• _WHAT THE EXERCISE ASKS_
Locate each line with the string "icms" in the listing below and copy it.

## Start

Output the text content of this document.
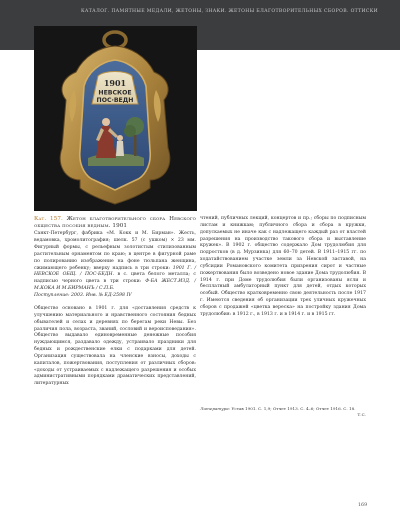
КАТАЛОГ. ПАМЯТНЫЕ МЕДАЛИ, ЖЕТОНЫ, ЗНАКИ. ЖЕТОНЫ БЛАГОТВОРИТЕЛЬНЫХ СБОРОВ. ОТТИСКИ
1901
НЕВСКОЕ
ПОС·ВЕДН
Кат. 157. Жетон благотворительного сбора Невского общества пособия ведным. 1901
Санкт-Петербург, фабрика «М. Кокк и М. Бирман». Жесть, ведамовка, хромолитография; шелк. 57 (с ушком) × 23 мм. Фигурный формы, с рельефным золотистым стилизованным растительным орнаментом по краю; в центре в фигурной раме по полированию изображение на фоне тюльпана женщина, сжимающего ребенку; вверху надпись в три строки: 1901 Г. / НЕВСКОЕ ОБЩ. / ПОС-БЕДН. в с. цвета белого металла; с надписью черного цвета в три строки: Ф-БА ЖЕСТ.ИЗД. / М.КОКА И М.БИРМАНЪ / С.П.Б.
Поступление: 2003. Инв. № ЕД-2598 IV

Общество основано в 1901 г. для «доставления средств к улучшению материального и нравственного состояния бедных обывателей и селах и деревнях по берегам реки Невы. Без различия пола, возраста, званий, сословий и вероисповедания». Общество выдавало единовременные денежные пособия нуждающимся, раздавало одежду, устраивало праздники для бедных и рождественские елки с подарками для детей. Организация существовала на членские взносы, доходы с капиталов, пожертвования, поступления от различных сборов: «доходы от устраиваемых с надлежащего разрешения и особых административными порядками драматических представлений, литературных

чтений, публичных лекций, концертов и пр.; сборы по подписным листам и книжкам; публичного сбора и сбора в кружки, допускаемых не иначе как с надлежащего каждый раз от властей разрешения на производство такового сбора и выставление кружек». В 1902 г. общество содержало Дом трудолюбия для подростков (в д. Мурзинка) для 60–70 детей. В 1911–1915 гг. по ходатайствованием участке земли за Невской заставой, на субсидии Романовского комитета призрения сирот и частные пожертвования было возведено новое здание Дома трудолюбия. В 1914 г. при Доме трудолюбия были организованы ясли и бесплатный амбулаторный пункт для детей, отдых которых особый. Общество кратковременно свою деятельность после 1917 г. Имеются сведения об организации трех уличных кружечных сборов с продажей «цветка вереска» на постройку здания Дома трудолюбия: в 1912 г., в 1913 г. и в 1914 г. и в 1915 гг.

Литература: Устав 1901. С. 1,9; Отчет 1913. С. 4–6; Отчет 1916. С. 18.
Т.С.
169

## End
## Start

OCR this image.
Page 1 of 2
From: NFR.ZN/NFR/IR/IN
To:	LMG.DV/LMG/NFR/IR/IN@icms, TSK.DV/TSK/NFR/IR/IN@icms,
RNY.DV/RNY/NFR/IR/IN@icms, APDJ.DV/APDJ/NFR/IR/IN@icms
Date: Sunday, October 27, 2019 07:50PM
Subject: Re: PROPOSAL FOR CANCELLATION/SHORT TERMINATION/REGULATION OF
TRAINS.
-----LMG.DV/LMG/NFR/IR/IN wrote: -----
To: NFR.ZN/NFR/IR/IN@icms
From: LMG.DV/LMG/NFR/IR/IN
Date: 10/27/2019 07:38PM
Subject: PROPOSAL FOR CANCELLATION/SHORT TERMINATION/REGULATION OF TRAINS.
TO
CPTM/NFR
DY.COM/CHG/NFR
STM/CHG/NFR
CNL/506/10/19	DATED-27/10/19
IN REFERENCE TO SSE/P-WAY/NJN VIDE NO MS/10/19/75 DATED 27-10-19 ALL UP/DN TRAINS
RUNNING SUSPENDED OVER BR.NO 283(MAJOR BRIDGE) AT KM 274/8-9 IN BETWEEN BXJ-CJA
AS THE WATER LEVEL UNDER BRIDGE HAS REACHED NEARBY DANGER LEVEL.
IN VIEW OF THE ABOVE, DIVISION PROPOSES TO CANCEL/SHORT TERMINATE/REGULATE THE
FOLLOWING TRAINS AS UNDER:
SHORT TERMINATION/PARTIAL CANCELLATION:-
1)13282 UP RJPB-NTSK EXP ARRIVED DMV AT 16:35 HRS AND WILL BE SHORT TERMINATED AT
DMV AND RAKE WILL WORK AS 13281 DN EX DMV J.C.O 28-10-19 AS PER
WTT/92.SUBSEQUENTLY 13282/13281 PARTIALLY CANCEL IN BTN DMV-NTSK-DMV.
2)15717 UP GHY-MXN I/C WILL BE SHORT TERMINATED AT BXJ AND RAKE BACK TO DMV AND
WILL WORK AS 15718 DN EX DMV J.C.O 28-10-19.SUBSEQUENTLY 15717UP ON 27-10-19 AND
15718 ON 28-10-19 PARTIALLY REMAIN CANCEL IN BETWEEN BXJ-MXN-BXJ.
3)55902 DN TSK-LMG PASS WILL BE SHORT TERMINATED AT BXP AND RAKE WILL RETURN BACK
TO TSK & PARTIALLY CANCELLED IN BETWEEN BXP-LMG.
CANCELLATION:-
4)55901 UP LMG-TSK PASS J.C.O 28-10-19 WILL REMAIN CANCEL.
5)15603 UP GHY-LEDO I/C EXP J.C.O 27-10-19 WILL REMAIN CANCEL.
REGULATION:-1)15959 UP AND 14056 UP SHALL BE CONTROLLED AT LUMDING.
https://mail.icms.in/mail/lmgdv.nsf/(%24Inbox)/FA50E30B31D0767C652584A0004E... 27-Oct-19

## End
## Start

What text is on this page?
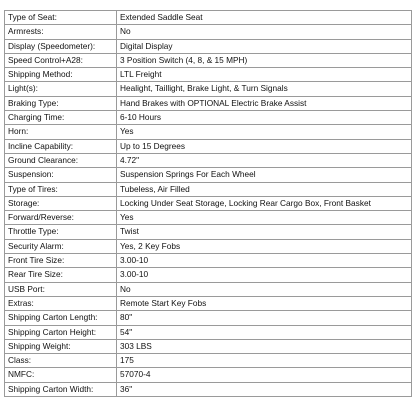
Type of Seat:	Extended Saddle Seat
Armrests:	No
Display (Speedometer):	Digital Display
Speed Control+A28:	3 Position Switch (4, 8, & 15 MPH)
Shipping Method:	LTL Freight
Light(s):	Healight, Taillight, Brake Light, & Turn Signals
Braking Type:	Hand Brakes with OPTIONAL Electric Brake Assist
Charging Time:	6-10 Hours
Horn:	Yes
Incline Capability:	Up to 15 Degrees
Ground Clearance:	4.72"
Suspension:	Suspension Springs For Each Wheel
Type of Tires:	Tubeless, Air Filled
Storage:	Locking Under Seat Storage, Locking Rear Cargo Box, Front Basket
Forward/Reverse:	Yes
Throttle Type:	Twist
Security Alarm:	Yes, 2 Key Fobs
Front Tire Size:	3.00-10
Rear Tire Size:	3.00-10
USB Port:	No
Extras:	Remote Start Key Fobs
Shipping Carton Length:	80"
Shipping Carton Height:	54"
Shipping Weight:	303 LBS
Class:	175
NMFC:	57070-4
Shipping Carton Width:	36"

## End

• _WRITTEN SOLUTION_
To:	LMG.DV/LMG/NFR/IR/IN@icms, TSK.DV/TSK/NFR/IR/IN@icms,
RNY.DV/RNY/NFR/IR/IN@icms, APDJ.DV/APDJ/NFR/IR/IN@icms
To: NFR.ZN/NFR/IR/IN@icms
https://mail.icms.in/mail/lmgdv.nsf/(%24Inbox)/FA50E30B31D0767C652584A0004E... 27-Oct-19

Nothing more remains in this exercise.